▶ Dataset records
----

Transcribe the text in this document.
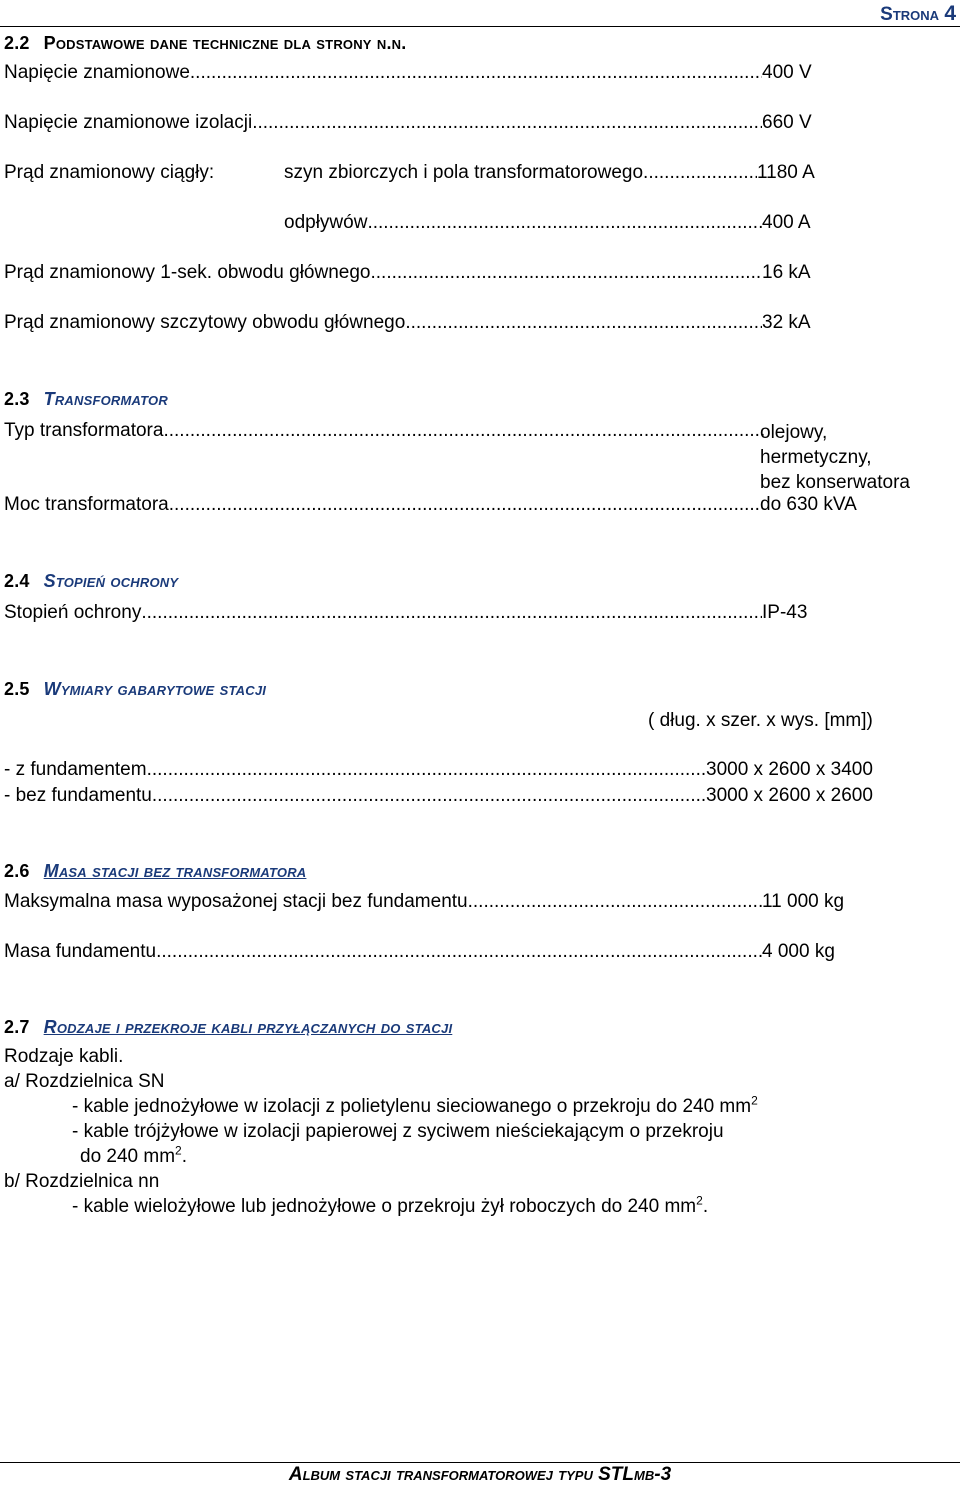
Strona 4
2.2 Podstawowe dane techniczne dla strony n.n.
Napięcie znamionowe .....	400 V
Napięcie znamionowe izolacji .....	660 V
Prąd znamionowy ciągły:	szyn zbiorczych i pola transformatorowego .....	1180 A
odpływów .....	400 A
Prąd znamionowy 1-sek. obwodu głównego .....	16 kA
Prąd znamionowy szczytowy obwodu głównego .....	32 kA
2.3 Transformator
Typ transformatora .....	olejowy,
hermetyczny,
bez konserwatora
Moc transformatora .....	do 630 kVA
2.4 Stopień ochrony
Stopień ochrony .....	IP-43
2.5 Wymiary gabarytowe stacji
( dług. x szer. x wys. [mm])
- z fundamentem .....	3000 x 2600 x 3400
- bez fundamentu .....	3000 x 2600 x 2600
2.6 Masa stacji bez transformatora
Maksymalna masa wyposażonej stacji bez fundamentu .....	11 000 kg
Masa fundamentu .....	4 000 kg
2.7 Rodzaje i przekroje kabli przyłączanych do stacji
Rodzaje kabli.
a/ Rozdzielnica SN
- kable jednożyłowe w izolacji z polietylenu sieciowanego o przekroju do 240 $mm^2$
- kable trójżyłowe w izolacji papierowej z syciwem nieściekającym o przekroju
do 240 $mm^2$.
b/ Rozdzielnica nn
- kable wielożyłowe lub jednożyłowe o przekroju żył roboczych do 240 $mm^2$.
Album stacji transformatorowej typu STLmb-3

----

▶ TASK
Your copy should hold every record word for word and none of the pictures.

▶ TASK RESULT
Transcribe the text in this document.
Strona 4
2.2 Podstawowe dane techniczne dla strony n.n.
Napięcie znamionowe .....	400 V
Napięcie znamionowe izolacji .....	660 V
Prąd znamionowy ciągły:	szyn zbiorczych i pola transformatorowego .....	1180 A
odpływów .....	400 A
Prąd znamionowy 1-sek. obwodu głównego .....	16 kA
Prąd znamionowy szczytowy obwodu głównego .....	32 kA
2.3 Transformator
Typ transformatora .....	olejowy,
hermetyczny,
bez konserwatora
Moc transformatora .....	do 630 kVA
2.4 Stopień ochrony
Stopień ochrony .....	IP-43
2.5 Wymiary gabarytowe stacji
( dług. x szer. x wys. [mm])
- z fundamentem .....	3000 x 2600 x 3400
- bez fundamentu .....	3000 x 2600 x 2600
2.6 Masa stacji bez transformatora
Maksymalna masa wyposażonej stacji bez fundamentu .....	11 000 kg
Masa fundamentu .....	4 000 kg
2.7 Rodzaje i przekroje kabli przyłączanych do stacji
Rodzaje kabli.
a/ Rozdzielnica SN
- kable jednożyłowe w izolacji z polietylenu sieciowanego o przekroju do 240 $mm^2$
- kable trójżyłowe w izolacji papierowej z syciwem nieściekającym o przekroju
do 240 $mm^2$.
b/ Rozdzielnica nn
- kable wielożyłowe lub jednożyłowe o przekroju żył roboczych do 240 $mm^2$.
Album stacji transformatorowej typu STLmb-3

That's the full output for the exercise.